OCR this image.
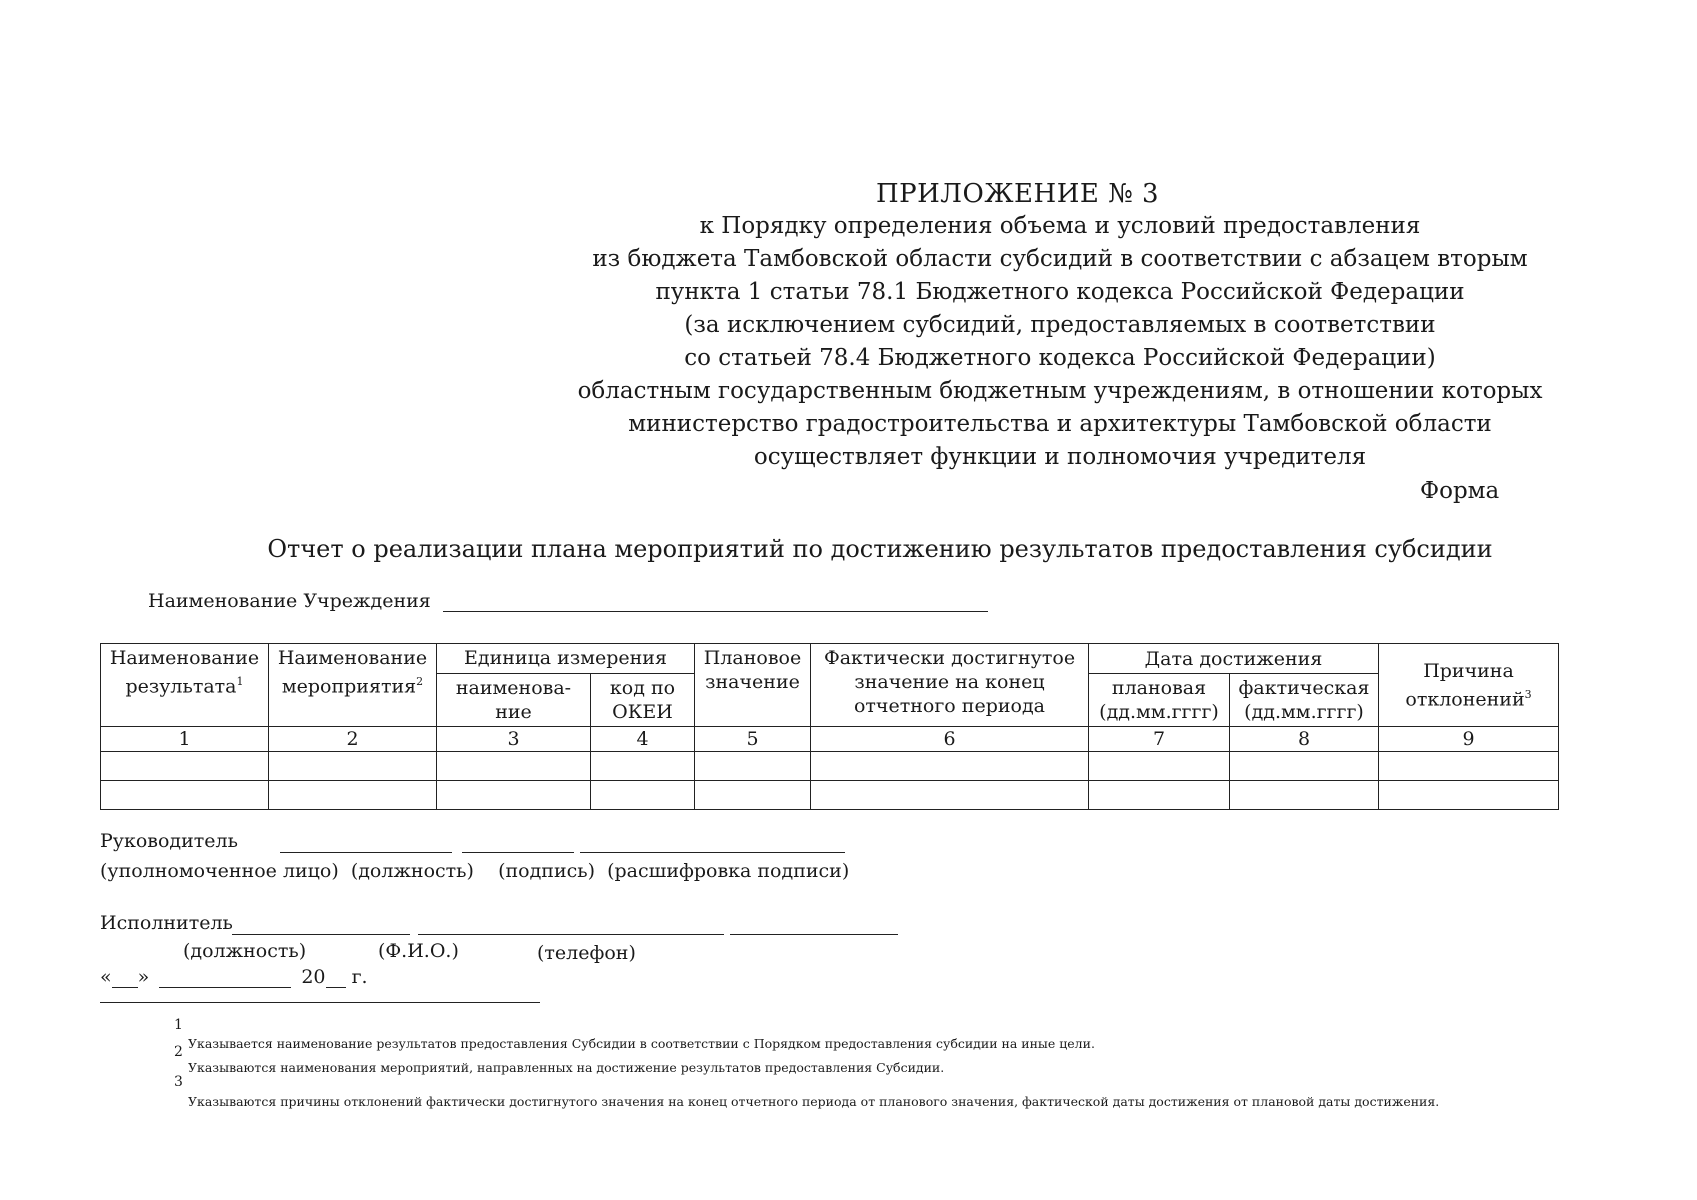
ПРИЛОЖЕНИЕ № 3
к Порядку определения объема и условий предоставления
из бюджета Тамбовской области субсидий в соответствии с абзацем вторым
пункта 1 статьи 78.1 Бюджетного кодекса Российской Федерации
(за исключением субсидий, предоставляемых в соответствии
со статьей 78.4 Бюджетного кодекса Российской Федерации)
областным государственным бюджетным учреждениям, в отношении которых
министерство градостроительства и архитектуры Тамбовской области
осуществляет функции и полномочия учредителя
Форма
Отчет о реализации плана мероприятий по достижению результатов предоставления субсидии
Наименование Учреждения
Наименование результата$^1$	Наименование мероприятия$^2$	Единица измерения		Плановое значение	Фактически достигнутое значение на конец отчетного периода	Дата достижения		Причина отклонений$^3$
		наименова-ние	код по ОКЕИ			плановая (дд.мм.гггг)	фактическая (дд.мм.гггг)	
1	2	3	4	5	6	7	8	9

Руководитель
(уполномоченное лицо)  (должность)    (подпись)  (расшифровка подписи)
Исполнитель
(должность)	(Ф.И.О.)	(телефон)
« »	20 г.
1
Указывается наименование результатов предоставления Субсидии в соответствии с Порядком предоставления субсидии на иные цели.
2
Указываются наименования мероприятий, направленных на достижение результатов предоставления Субсидии.
3
Указываются причины отклонений фактически достигнутого значения на конец отчетного периода от планового значения, фактической даты достижения от плановой даты достижения.
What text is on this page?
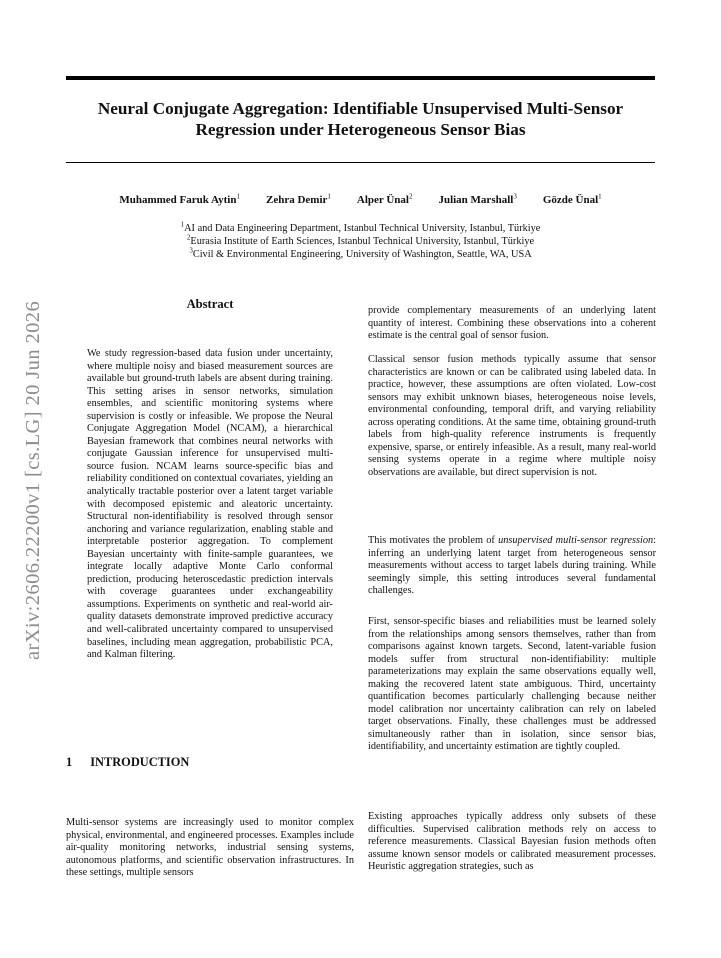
Neural Conjugate Aggregation: Identifiable Unsupervised Multi-Sensor Regression under Heterogeneous Sensor Bias
Muhammed Faruk Aytin$^1$ Zehra Demir$^1$ Alper Ünal$^2$ Julian Marshall$^3$ Gözde Ünal$^1$
$^1$AI and Data Engineering Department, Istanbul Technical University, Istanbul, Türkiye
$^2$Eurasia Institute of Earth Sciences, Istanbul Technical University, Istanbul, Türkiye
$^3$Civil & Environmental Engineering, University of Washington, Seattle, WA, USA
arXiv:2606.22200v1 [cs.LG] 20 Jun 2026	Abstract

We study regression-based data fusion under uncertainty, where multiple noisy and biased measurement sources are available but ground-truth labels are absent during training. This setting arises in sensor networks, simulation ensembles, and scientific monitoring systems where supervision is costly or infeasible. We propose the Neural Conjugate Aggregation Model (NCAM), a hierarchical Bayesian framework that combines neural networks with conjugate Gaussian inference for unsupervised multi-source fusion. NCAM learns source-specific bias and reliability conditioned on contextual covariates, yielding an analytically tractable posterior over a latent target variable with decomposed epistemic and aleatoric uncertainty. Structural non-identifiability is resolved through sensor anchoring and variance regularization, enabling stable and interpretable posterior aggregation. To complement Bayesian uncertainty with finite-sample guarantees, we integrate locally adaptive Monte Carlo conformal prediction, producing heteroscedastic prediction intervals with coverage guarantees under exchangeability assumptions. Experiments on synthetic and real-world air-quality datasets demonstrate improved predictive accuracy and well-calibrated uncertainty compared to unsupervised baselines, including mean aggregation, probabilistic PCA, and Kalman filtering.

1 INTRODUCTION

Multi-sensor systems are increasingly used to monitor complex physical, environmental, and engineered processes. Examples include air-quality monitoring networks, industrial sensing systems, autonomous platforms, and scientific observation infrastructures. In these settings, multiple sensors

provide complementary measurements of an underlying latent quantity of interest. Combining these observations into a coherent estimate is the central goal of sensor fusion.

Classical sensor fusion methods typically assume that sensor characteristics are known or can be calibrated using labeled data. In practice, however, these assumptions are often violated. Low-cost sensors may exhibit unknown biases, heterogeneous noise levels, environmental confounding, temporal drift, and varying reliability across operating conditions. At the same time, obtaining ground-truth labels from high-quality reference instruments is frequently expensive, sparse, or entirely infeasible. As a result, many real-world sensing systems operate in a regime where multiple noisy observations are available, but direct supervision is not.

This motivates the problem of unsupervised multi-sensor regression: inferring an underlying latent target from heterogeneous sensor measurements without access to target labels during training. While seemingly simple, this setting introduces several fundamental challenges.

First, sensor-specific biases and reliabilities must be learned solely from the relationships among sensors themselves, rather than from comparisons against known targets. Second, latent-variable fusion models suffer from structural non-identifiability: multiple parameterizations may explain the same observations equally well, making the recovered latent state ambiguous. Third, uncertainty quantification becomes particularly challenging because neither model calibration nor uncertainty calibration can rely on labeled target observations. Finally, these challenges must be addressed simultaneously rather than in isolation, since sensor bias, identifiability, and uncertainty estimation are tightly coupled.

Existing approaches typically address only subsets of these difficulties. Supervised calibration methods rely on access to reference measurements. Classical Bayesian fusion methods often assume known sensor models or calibrated measurement processes. Heuristic aggregation strategies, such as
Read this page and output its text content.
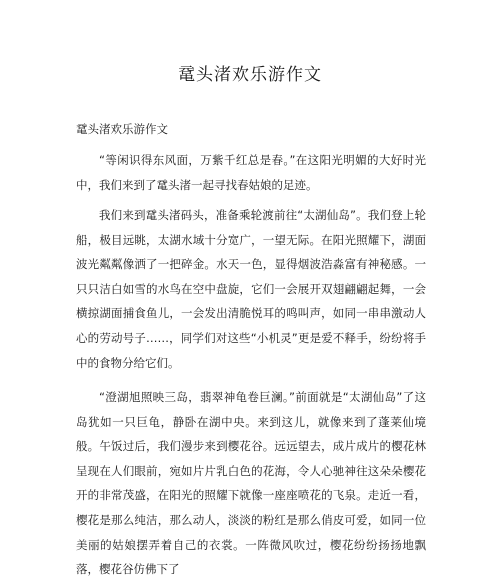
鼋头渚欢乐游作文

鼋头渚欢乐游作文

“等闲识得东风面，万紫千红总是春。”在这阳光明媚的大好时光中，我们来到了鼋头渚一起寻找春姑娘的足迹。

我们来到鼋头渚码头，准备乘轮渡前往“太湖仙岛”。我们登上轮船，极目远眺，太湖水域十分宽广，一望无际。在阳光照耀下，湖面波光粼粼像洒了一把碎金。水天一色，显得烟波浩淼富有神秘感。一只只洁白如雪的水鸟在空中盘旋，它们一会展开双翅翩翩起舞，一会横掠湖面捕食鱼儿，一会发出清脆悦耳的鸣叫声，如同一串串激动人心的劳动号子……，同学们对这些“小机灵”更是爱不释手，纷纷将手中的食物分给它们。

“澄湖旭照映三岛，翡翠神龟卷巨澜。”前面就是“太湖仙岛”了这岛犹如一只巨龟，静卧在湖中央。来到这儿，就像来到了蓬莱仙境般。午饭过后，我们漫步来到樱花谷。远远望去，成片成片的樱花林呈现在人们眼前，宛如片片乳白色的花海，令人心驰神往这朵朵樱花开的非常茂盛，在阳光的照耀下就像一座座喷花的飞泉。走近一看，樱花是那么纯洁，那么动人，淡淡的粉红是那么俏皮可爱，如同一位美丽的姑娘摆弄着自己的衣裳。一阵微风吹过，樱花纷纷扬扬地飘落，樱花谷仿佛下了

■ TASK DESCRIPTION: Strip the images and reproduce the remaining records precisely.

■ TASK RESULT:
OCR this image.
ПРИЛОЖЕНИЕ № 3
к Порядку определения объема и условий предоставления
из бюджета Тамбовской области субсидий в соответствии с абзацем вторым
пункта 1 статьи 78.1 Бюджетного кодекса Российской Федерации
(за исключением субсидий, предоставляемых в соответствии
со статьей 78.4 Бюджетного кодекса Российской Федерации)
областным государственным бюджетным учреждениям, в отношении которых
министерство градостроительства и архитектуры Тамбовской области
осуществляет функции и полномочия учредителя
Форма
Отчет о реализации плана мероприятий по достижению результатов предоставления субсидии
Наименование Учреждения
Наименование результата$^1$	Наименование мероприятия$^2$	Единица измерения		Плановое значение	Фактически достигнутое значение на конец отчетного периода	Дата достижения		Причина отклонений$^3$
		наименова-ние	код по ОКЕИ			плановая (дд.мм.гггг)	фактическая (дд.мм.гггг)	
1	2	3	4	5	6	7	8	9

Руководитель
(уполномоченное лицо)  (должность)    (подпись)  (расшифровка подписи)
Исполнитель
(должность)	(Ф.И.О.)	(телефон)
« »	20 г.
1
Указывается наименование результатов предоставления Субсидии в соответствии с Порядком предоставления субсидии на иные цели.
2
Указываются наименования мероприятий, направленных на достижение результатов предоставления Субсидии.
3
Указываются причины отклонений фактически достигнутого значения на конец отчетного периода от планового значения, фактической даты достижения от плановой даты достижения.
What text is on this page?
Neural Conjugate Aggregation: Identifiable Unsupervised Multi-Sensor Regression under Heterogeneous Sensor Bias
Muhammed Faruk Aytin$^1$ Zehra Demir$^1$ Alper Ünal$^2$ Julian Marshall$^3$ Gözde Ünal$^1$
$^1$AI and Data Engineering Department, Istanbul Technical University, Istanbul, Türkiye
$^2$Eurasia Institute of Earth Sciences, Istanbul Technical University, Istanbul, Türkiye
$^3$Civil & Environmental Engineering, University of Washington, Seattle, WA, USA
arXiv:2606.22200v1 [cs.LG] 20 Jun 2026	Abstract

We study regression-based data fusion under uncertainty, where multiple noisy and biased measurement sources are available but ground-truth labels are absent during training. This setting arises in sensor networks, simulation ensembles, and scientific monitoring systems where supervision is costly or infeasible. We propose the Neural Conjugate Aggregation Model (NCAM), a hierarchical Bayesian framework that combines neural networks with conjugate Gaussian inference for unsupervised multi-source fusion. NCAM learns source-specific bias and reliability conditioned on contextual covariates, yielding an analytically tractable posterior over a latent target variable with decomposed epistemic and aleatoric uncertainty. Structural non-identifiability is resolved through sensor anchoring and variance regularization, enabling stable and interpretable posterior aggregation. To complement Bayesian uncertainty with finite-sample guarantees, we integrate locally adaptive Monte Carlo conformal prediction, producing heteroscedastic prediction intervals with coverage guarantees under exchangeability assumptions. Experiments on synthetic and real-world air-quality datasets demonstrate improved predictive accuracy and well-calibrated uncertainty compared to unsupervised baselines, including mean aggregation, probabilistic PCA, and Kalman filtering.

1 INTRODUCTION

Multi-sensor systems are increasingly used to monitor complex physical, environmental, and engineered processes. Examples include air-quality monitoring networks, industrial sensing systems, autonomous platforms, and scientific observation infrastructures. In these settings, multiple sensors

provide complementary measurements of an underlying latent quantity of interest. Combining these observations into a coherent estimate is the central goal of sensor fusion.

Classical sensor fusion methods typically assume that sensor characteristics are known or can be calibrated using labeled data. In practice, however, these assumptions are often violated. Low-cost sensors may exhibit unknown biases, heterogeneous noise levels, environmental confounding, temporal drift, and varying reliability across operating conditions. At the same time, obtaining ground-truth labels from high-quality reference instruments is frequently expensive, sparse, or entirely infeasible. As a result, many real-world sensing systems operate in a regime where multiple noisy observations are available, but direct supervision is not.

This motivates the problem of unsupervised multi-sensor regression: inferring an underlying latent target from heterogeneous sensor measurements without access to target labels during training. While seemingly simple, this setting introduces several fundamental challenges.

First, sensor-specific biases and reliabilities must be learned solely from the relationships among sensors themselves, rather than from comparisons against known targets. Second, latent-variable fusion models suffer from structural non-identifiability: multiple parameterizations may explain the same observations equally well, making the recovered latent state ambiguous. Third, uncertainty quantification becomes particularly challenging because neither model calibration nor uncertainty calibration can rely on labeled target observations. Finally, these challenges must be addressed simultaneously rather than in isolation, since sensor bias, identifiability, and uncertainty estimation are tightly coupled.

Existing approaches typically address only subsets of these difficulties. Supervised calibration methods rely on access to reference measurements. Classical Bayesian fusion methods often assume known sensor models or calibrated measurement processes. Heuristic aggregation strategies, such as
Read this page and output its text content.
鼋头渚欢乐游作文

鼋头渚欢乐游作文

“等闲识得东风面，万紫千红总是春。”在这阳光明媚的大好时光中，我们来到了鼋头渚一起寻找春姑娘的足迹。

我们来到鼋头渚码头，准备乘轮渡前往“太湖仙岛”。我们登上轮船，极目远眺，太湖水域十分宽广，一望无际。在阳光照耀下，湖面波光粼粼像洒了一把碎金。水天一色，显得烟波浩淼富有神秘感。一只只洁白如雪的水鸟在空中盘旋，它们一会展开双翅翩翩起舞，一会横掠湖面捕食鱼儿，一会发出清脆悦耳的鸣叫声，如同一串串激动人心的劳动号子……，同学们对这些“小机灵”更是爱不释手，纷纷将手中的食物分给它们。

“澄湖旭照映三岛，翡翠神龟卷巨澜。”前面就是“太湖仙岛”了这岛犹如一只巨龟，静卧在湖中央。来到这儿，就像来到了蓬莱仙境般。午饭过后，我们漫步来到樱花谷。远远望去，成片成片的樱花林呈现在人们眼前，宛如片片乳白色的花海，令人心驰神往这朵朵樱花开的非常茂盛，在阳光的照耀下就像一座座喷花的飞泉。走近一看，樱花是那么纯洁，那么动人，淡淡的粉红是那么俏皮可爱，如同一位美丽的姑娘摆弄着自己的衣裳。一阵微风吹过，樱花纷纷扬扬地飘落，樱花谷仿佛下了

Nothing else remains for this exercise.